## DATA IN THIS EXERCISE
────
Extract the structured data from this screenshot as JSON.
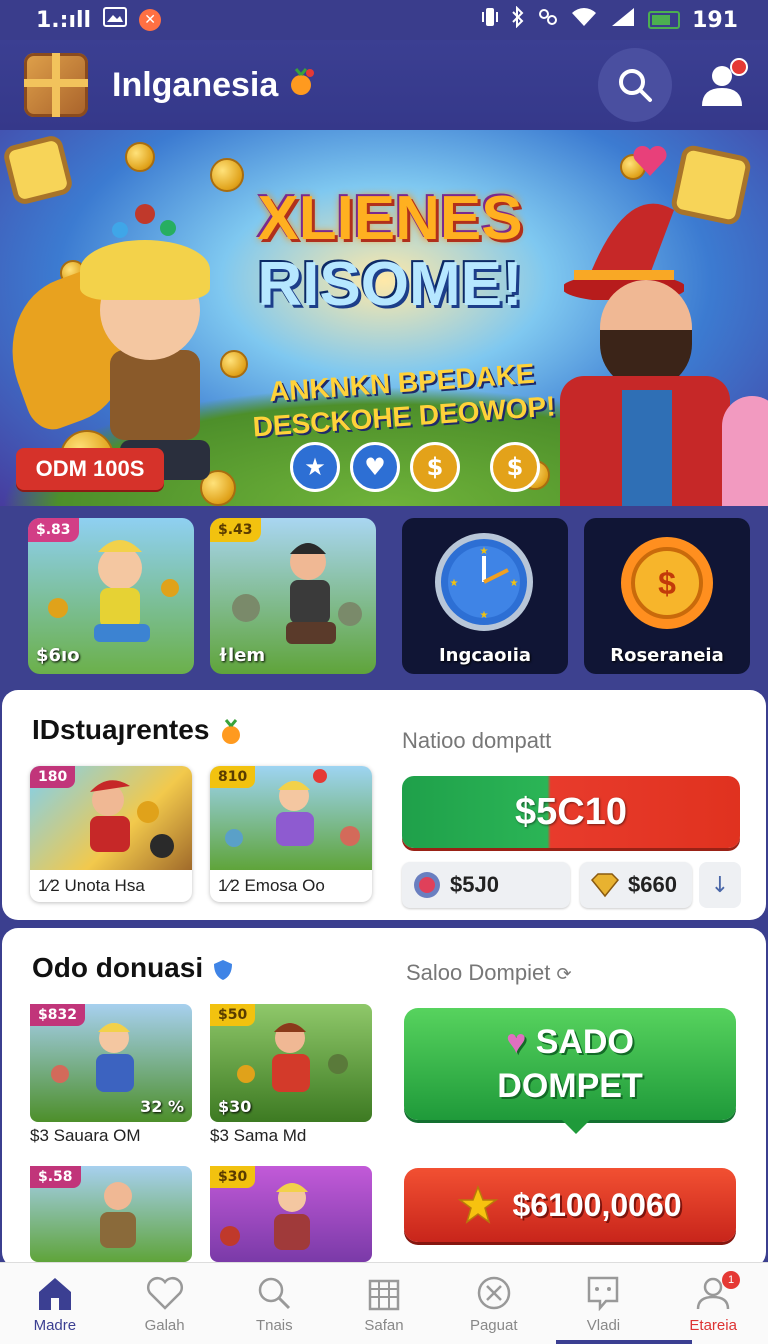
{
  "status_bar": {
    "signal_text": "1.:ıll",
    "time": "191"
  },
  "header": {
    "title": "Inlganesia"
  },
  "banner": {
    "title_line1": "XLIENES",
    "title_line2": "RISOME!",
    "subtitle_line1": "ANKNKN BPEDAKE",
    "subtitle_line2": "DESCKOHE DEOWOP!",
    "badge": "ODM 100S"
  },
  "tiles": [
    {
      "corner": "$.83",
      "label": "$6ıo"
    },
    {
      "corner": "$.43",
      "label": "ɫlem"
    },
    {
      "label": "Ingcaoıia"
    },
    {
      "label": "Roseraneia"
    }
  ],
  "section1": {
    "title": "IDstuaȷrentes",
    "subtitle": "Natioo dompatt",
    "games": [
      {
        "tag": "180",
        "name": "1⁄2 Unota Hsa"
      },
      {
        "tag": "810",
        "name": "1⁄2 Emosa Oo"
      }
    ],
    "amount": "$5C10",
    "chip1": "$5J0",
    "chip2": "$660"
  },
  "section2": {
    "title": "Odo donuasi",
    "subtitle": "Saloo Dompiet",
    "games": [
      {
        "tag": "$832",
        "right_tag": "32 %",
        "caption": "$3 Sauara OM"
      },
      {
        "tag": "$50",
        "bottom_tag": "$30",
        "caption": "$3 Sama Md"
      },
      {
        "tag": "$.58"
      },
      {
        "tag": "$30"
      }
    ],
    "green_button_line1": "SADO",
    "green_button_line2": "DOMPET",
    "red_button": "$6100,0060"
  },
  "bottom_nav": [
    {
      "label": "Madre",
      "icon": "home-icon"
    },
    {
      "label": "Galah",
      "icon": "heart-icon"
    },
    {
      "label": "Tnais",
      "icon": "search-icon"
    },
    {
      "label": "Safan",
      "icon": "building-icon"
    },
    {
      "label": "Paguat",
      "icon": "close-circle-icon"
    },
    {
      "label": "Vladi",
      "icon": "chat-icon"
    },
    {
      "label": "Etareia",
      "icon": "user-icon",
      "badge": "1"
    }
  ],
  "colors": {
    "primary": "#3b3f92",
    "green": "#1fa04a",
    "red": "#e0321f",
    "accent": "#f2c20f"
  }
}
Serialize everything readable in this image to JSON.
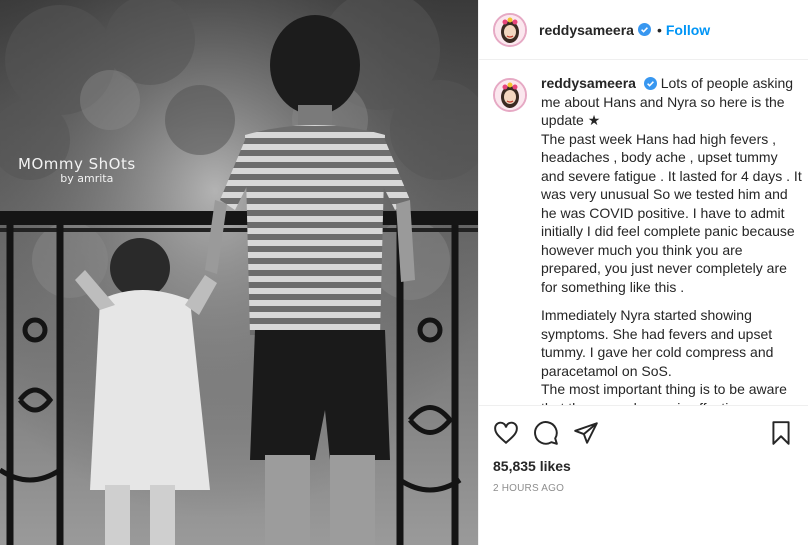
{
  "post": {
    "username": "reddysameera",
    "follow_label": "Follow",
    "separator": "•",
    "watermark_line1": "MOmmy ShOts",
    "watermark_line2": "by amrita"
  },
  "caption": {
    "username": "reddysameera",
    "paragraph1": "Lots of people asking me about Hans and Nyra so here is the update ★\nThe past week Hans had high fevers , headaches , body ache , upset tummy and severe fatigue . It lasted for 4 days . It was very unusual So we tested him and he was COVID positive. I have to admit initially I did feel complete panic because however much you think you are prepared, you just never completely are for something like this .",
    "paragraph2": "Immediately Nyra started showing symptoms. She had fevers and upset tummy. I gave her cold compress and paracetamol on SoS.\nThe most important thing is to be aware that the second wave is affecting many children but doctors"
  },
  "stats": {
    "likes": "85,835 likes",
    "time": "2 HOURS AGO"
  },
  "icons": {
    "like": "heart-icon",
    "comment": "comment-icon",
    "share": "share-icon",
    "save": "bookmark-icon",
    "verified": "verified-badge-icon"
  },
  "colors": {
    "follow": "#0095f6",
    "verified": "#3897f0",
    "text": "#262626",
    "muted": "#8e8e8e"
  }
}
────
Each line of the material must be retyped exactly, except that images are omitted.

Extract the structured data from this screenshot as JSON.
{
  "status_bar": {
    "signal_text": "1.:ıll",
    "time": "191"
  },
  "header": {
    "title": "Inlganesia"
  },
  "banner": {
    "title_line1": "XLIENES",
    "title_line2": "RISOME!",
    "subtitle_line1": "ANKNKN BPEDAKE",
    "subtitle_line2": "DESCKOHE DEOWOP!",
    "badge": "ODM 100S"
  },
  "tiles": [
    {
      "corner": "$.83",
      "label": "$6ıo"
    },
    {
      "corner": "$.43",
      "label": "ɫlem"
    },
    {
      "label": "Ingcaoıia"
    },
    {
      "label": "Roseraneia"
    }
  ],
  "section1": {
    "title": "IDstuaȷrentes",
    "subtitle": "Natioo dompatt",
    "games": [
      {
        "tag": "180",
        "name": "1⁄2 Unota Hsa"
      },
      {
        "tag": "810",
        "name": "1⁄2 Emosa Oo"
      }
    ],
    "amount": "$5C10",
    "chip1": "$5J0",
    "chip2": "$660"
  },
  "section2": {
    "title": "Odo donuasi",
    "subtitle": "Saloo Dompiet",
    "games": [
      {
        "tag": "$832",
        "right_tag": "32 %",
        "caption": "$3 Sauara OM"
      },
      {
        "tag": "$50",
        "bottom_tag": "$30",
        "caption": "$3 Sama Md"
      },
      {
        "tag": "$.58"
      },
      {
        "tag": "$30"
      }
    ],
    "green_button_line1": "SADO",
    "green_button_line2": "DOMPET",
    "red_button": "$6100,0060"
  },
  "bottom_nav": [
    {
      "label": "Madre",
      "icon": "home-icon"
    },
    {
      "label": "Galah",
      "icon": "heart-icon"
    },
    {
      "label": "Tnais",
      "icon": "search-icon"
    },
    {
      "label": "Safan",
      "icon": "building-icon"
    },
    {
      "label": "Paguat",
      "icon": "close-circle-icon"
    },
    {
      "label": "Vladi",
      "icon": "chat-icon"
    },
    {
      "label": "Etareia",
      "icon": "user-icon",
      "badge": "1"
    }
  ],
  "colors": {
    "primary": "#3b3f92",
    "green": "#1fa04a",
    "red": "#e0321f",
    "accent": "#f2c20f"
  }
}
Serialize everything readable in this image to JSON.
{
  "post": {
    "username": "reddysameera",
    "follow_label": "Follow",
    "separator": "•",
    "watermark_line1": "MOmmy ShOts",
    "watermark_line2": "by amrita"
  },
  "caption": {
    "username": "reddysameera",
    "paragraph1": "Lots of people asking me about Hans and Nyra so here is the update ★\nThe past week Hans had high fevers , headaches , body ache , upset tummy and severe fatigue . It lasted for 4 days . It was very unusual So we tested him and he was COVID positive. I have to admit initially I did feel complete panic because however much you think you are prepared, you just never completely are for something like this .",
    "paragraph2": "Immediately Nyra started showing symptoms. She had fevers and upset tummy. I gave her cold compress and paracetamol on SoS.\nThe most important thing is to be aware that the second wave is affecting many children but doctors"
  },
  "stats": {
    "likes": "85,835 likes",
    "time": "2 HOURS AGO"
  },
  "icons": {
    "like": "heart-icon",
    "comment": "comment-icon",
    "share": "share-icon",
    "save": "bookmark-icon",
    "verified": "verified-badge-icon"
  },
  "colors": {
    "follow": "#0095f6",
    "verified": "#3897f0",
    "text": "#262626",
    "muted": "#8e8e8e"
  }
}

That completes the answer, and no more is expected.